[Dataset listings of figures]
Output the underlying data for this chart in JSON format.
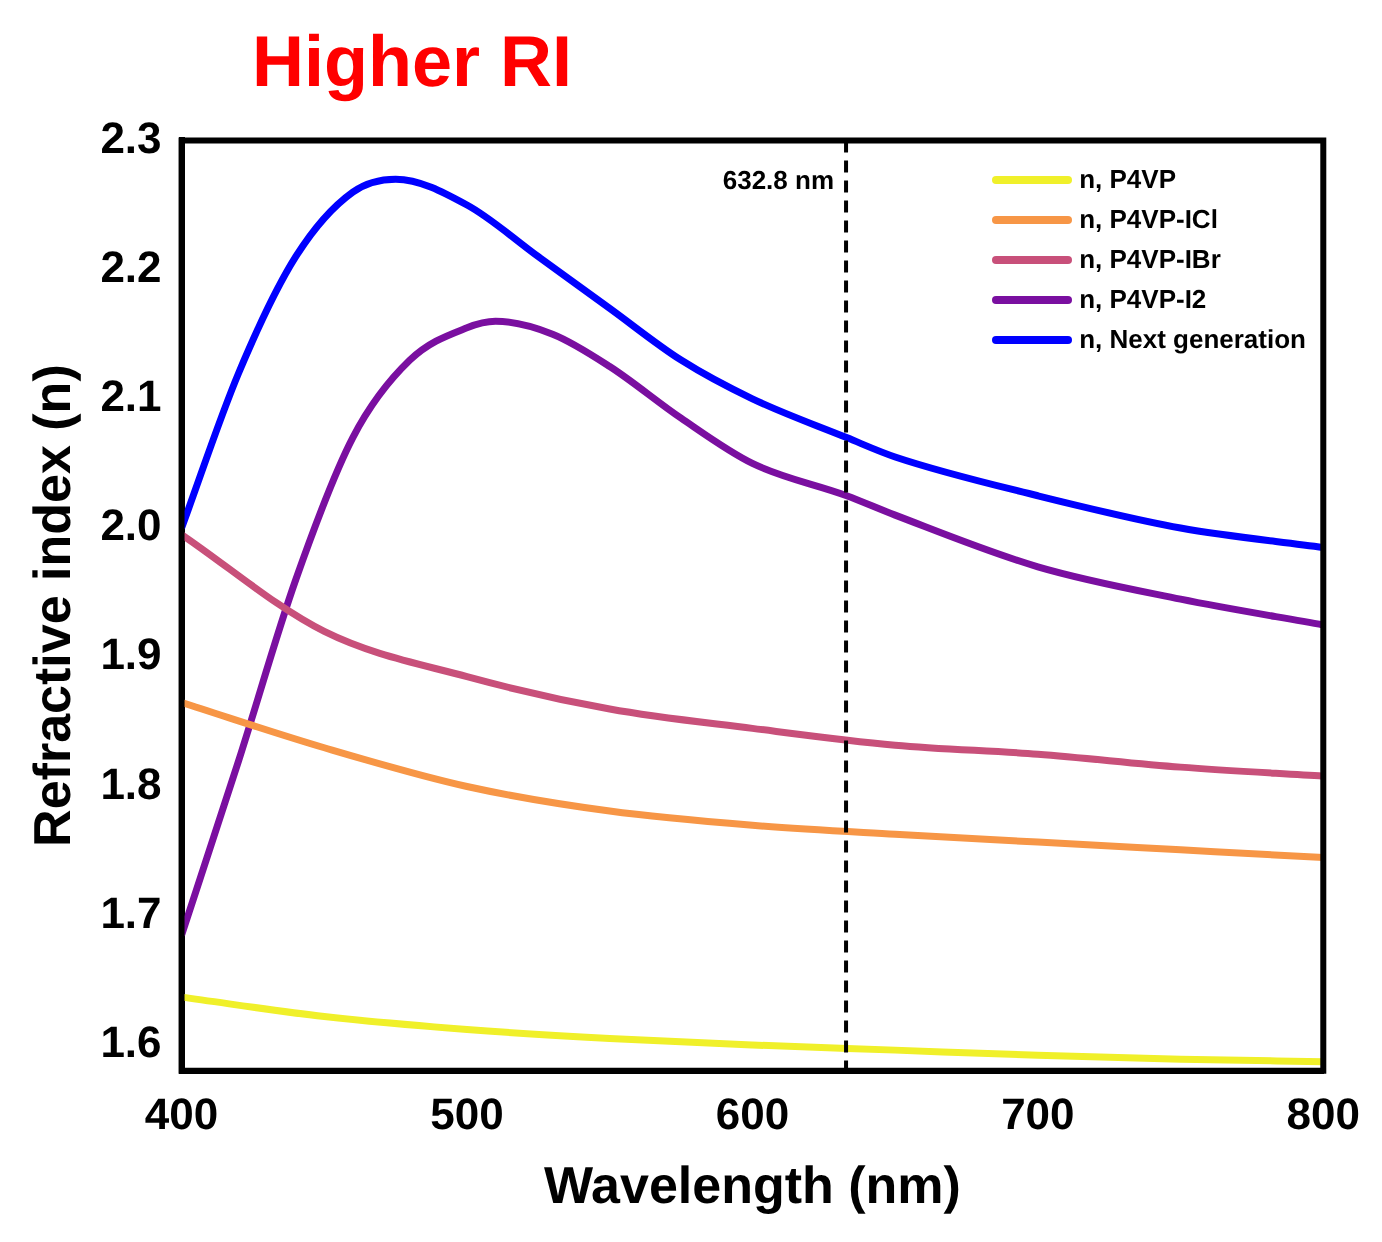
{
  "chart_data": {
    "type": "line",
    "title": "Higher RI",
    "xlabel": "Wavelength (nm)",
    "ylabel": "Refractive index (n)",
    "xlim": [
      400,
      800
    ],
    "xticks": [
      400,
      500,
      600,
      700,
      800
    ],
    "ylim": [
      1.58,
      2.3
    ],
    "yticks": [
      1.6,
      1.7,
      1.8,
      1.9,
      {
        "value": 2,
        "label": "2.0"
      },
      2.1,
      2.2,
      2.3
    ],
    "grid": false,
    "legend": "top right",
    "marker": "none",
    "line_style": "solid",
    "ref_lines": [
      {
        "axis": "x",
        "value": 632.8,
        "label": "632.8 nm",
        "color": "#000000",
        "line_style": "dashed"
      }
    ],
    "series": [
      {
        "name": "n, P4VP",
        "color": "#f0f02a",
        "x": [
          400,
          450,
          500,
          550,
          600,
          650,
          700,
          750,
          800
        ],
        "values": [
          1.637,
          1.622,
          1.612,
          1.605,
          1.6,
          1.596,
          1.592,
          1.589,
          1.587
        ]
      },
      {
        "name": "n, P4VP-ICl",
        "color": "#f79646",
        "x": [
          400,
          450,
          500,
          550,
          600,
          650,
          700,
          750,
          800
        ],
        "values": [
          1.865,
          1.83,
          1.8,
          1.781,
          1.77,
          1.763,
          1.757,
          1.751,
          1.745
        ]
      },
      {
        "name": "n, P4VP-IBr",
        "color": "#c8507a",
        "x": [
          400,
          450,
          500,
          550,
          600,
          650,
          700,
          750,
          800
        ],
        "values": [
          1.995,
          1.92,
          1.885,
          1.86,
          1.845,
          1.832,
          1.825,
          1.815,
          1.808
        ]
      },
      {
        "name": "n, P4VP-I2",
        "color": "#7a0fa0",
        "x": [
          400,
          420,
          440,
          460,
          480,
          500,
          510,
          530,
          550,
          575,
          600,
          633,
          650,
          700,
          750,
          800
        ],
        "values": [
          1.685,
          1.82,
          1.96,
          2.07,
          2.13,
          2.155,
          2.16,
          2.15,
          2.125,
          2.085,
          2.05,
          2.025,
          2.01,
          1.97,
          1.945,
          1.925
        ]
      },
      {
        "name": "n, Next generation",
        "color": "#0000ff",
        "x": [
          400,
          420,
          440,
          460,
          475,
          500,
          525,
          550,
          575,
          600,
          633,
          650,
          700,
          750,
          800
        ],
        "values": [
          2.0,
          2.12,
          2.21,
          2.26,
          2.27,
          2.25,
          2.21,
          2.17,
          2.13,
          2.1,
          2.07,
          2.055,
          2.025,
          2.0,
          1.985
        ]
      }
    ]
  }
}
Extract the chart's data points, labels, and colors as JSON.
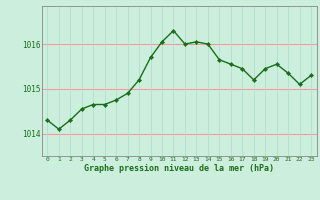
{
  "hours": [
    0,
    1,
    2,
    3,
    4,
    5,
    6,
    7,
    8,
    9,
    10,
    11,
    12,
    13,
    14,
    15,
    16,
    17,
    18,
    19,
    20,
    21,
    22,
    23
  ],
  "pressure": [
    1014.3,
    1014.1,
    1014.3,
    1014.55,
    1014.65,
    1014.65,
    1014.75,
    1014.9,
    1015.2,
    1015.7,
    1016.05,
    1016.3,
    1016.0,
    1016.05,
    1016.0,
    1015.65,
    1015.55,
    1015.45,
    1015.2,
    1015.45,
    1015.55,
    1015.35,
    1015.1,
    1015.3
  ],
  "ylim": [
    1013.5,
    1016.85
  ],
  "yticks": [
    1014,
    1015,
    1016
  ],
  "xticks": [
    0,
    1,
    2,
    3,
    4,
    5,
    6,
    7,
    8,
    9,
    10,
    11,
    12,
    13,
    14,
    15,
    16,
    17,
    18,
    19,
    20,
    21,
    22,
    23
  ],
  "line_color": "#1a6e1a",
  "marker_color": "#1a6e1a",
  "bg_plot": "#cceedd",
  "bg_fig": "#cceedd",
  "grid_h_color": "#ff9999",
  "grid_v_color": "#aaddcc",
  "xlabel": "Graphe pression niveau de la mer (hPa)",
  "xlabel_color": "#1a6e1a",
  "tick_color": "#1a6e1a",
  "spine_color": "#888888"
}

Set exercise:
Repeat the listing verbatim. Skip the pictures.

Exercise answer:
Output the underlying data for this chart in JSON format.
{
  "chart_data": {
    "type": "line",
    "title": "Higher RI",
    "xlabel": "Wavelength (nm)",
    "ylabel": "Refractive index (n)",
    "xlim": [
      400,
      800
    ],
    "xticks": [
      400,
      500,
      600,
      700,
      800
    ],
    "ylim": [
      1.58,
      2.3
    ],
    "yticks": [
      1.6,
      1.7,
      1.8,
      1.9,
      {
        "value": 2,
        "label": "2.0"
      },
      2.1,
      2.2,
      2.3
    ],
    "grid": false,
    "legend": "top right",
    "marker": "none",
    "line_style": "solid",
    "ref_lines": [
      {
        "axis": "x",
        "value": 632.8,
        "label": "632.8 nm",
        "color": "#000000",
        "line_style": "dashed"
      }
    ],
    "series": [
      {
        "name": "n, P4VP",
        "color": "#f0f02a",
        "x": [
          400,
          450,
          500,
          550,
          600,
          650,
          700,
          750,
          800
        ],
        "values": [
          1.637,
          1.622,
          1.612,
          1.605,
          1.6,
          1.596,
          1.592,
          1.589,
          1.587
        ]
      },
      {
        "name": "n, P4VP-ICl",
        "color": "#f79646",
        "x": [
          400,
          450,
          500,
          550,
          600,
          650,
          700,
          750,
          800
        ],
        "values": [
          1.865,
          1.83,
          1.8,
          1.781,
          1.77,
          1.763,
          1.757,
          1.751,
          1.745
        ]
      },
      {
        "name": "n, P4VP-IBr",
        "color": "#c8507a",
        "x": [
          400,
          450,
          500,
          550,
          600,
          650,
          700,
          750,
          800
        ],
        "values": [
          1.995,
          1.92,
          1.885,
          1.86,
          1.845,
          1.832,
          1.825,
          1.815,
          1.808
        ]
      },
      {
        "name": "n, P4VP-I2",
        "color": "#7a0fa0",
        "x": [
          400,
          420,
          440,
          460,
          480,
          500,
          510,
          530,
          550,
          575,
          600,
          633,
          650,
          700,
          750,
          800
        ],
        "values": [
          1.685,
          1.82,
          1.96,
          2.07,
          2.13,
          2.155,
          2.16,
          2.15,
          2.125,
          2.085,
          2.05,
          2.025,
          2.01,
          1.97,
          1.945,
          1.925
        ]
      },
      {
        "name": "n, Next generation",
        "color": "#0000ff",
        "x": [
          400,
          420,
          440,
          460,
          475,
          500,
          525,
          550,
          575,
          600,
          633,
          650,
          700,
          750,
          800
        ],
        "values": [
          2.0,
          2.12,
          2.21,
          2.26,
          2.27,
          2.25,
          2.21,
          2.17,
          2.13,
          2.1,
          2.07,
          2.055,
          2.025,
          2.0,
          1.985
        ]
      }
    ]
  }
}
Extract the chart's data points, labels, and colors as JSON.
{
  "hours": [
    0,
    1,
    2,
    3,
    4,
    5,
    6,
    7,
    8,
    9,
    10,
    11,
    12,
    13,
    14,
    15,
    16,
    17,
    18,
    19,
    20,
    21,
    22,
    23
  ],
  "pressure": [
    1014.3,
    1014.1,
    1014.3,
    1014.55,
    1014.65,
    1014.65,
    1014.75,
    1014.9,
    1015.2,
    1015.7,
    1016.05,
    1016.3,
    1016.0,
    1016.05,
    1016.0,
    1015.65,
    1015.55,
    1015.45,
    1015.2,
    1015.45,
    1015.55,
    1015.35,
    1015.1,
    1015.3
  ],
  "ylim": [
    1013.5,
    1016.85
  ],
  "yticks": [
    1014,
    1015,
    1016
  ],
  "xticks": [
    0,
    1,
    2,
    3,
    4,
    5,
    6,
    7,
    8,
    9,
    10,
    11,
    12,
    13,
    14,
    15,
    16,
    17,
    18,
    19,
    20,
    21,
    22,
    23
  ],
  "line_color": "#1a6e1a",
  "marker_color": "#1a6e1a",
  "bg_plot": "#cceedd",
  "bg_fig": "#cceedd",
  "grid_h_color": "#ff9999",
  "grid_v_color": "#aaddcc",
  "xlabel": "Graphe pression niveau de la mer (hPa)",
  "xlabel_color": "#1a6e1a",
  "tick_color": "#1a6e1a",
  "spine_color": "#888888"
}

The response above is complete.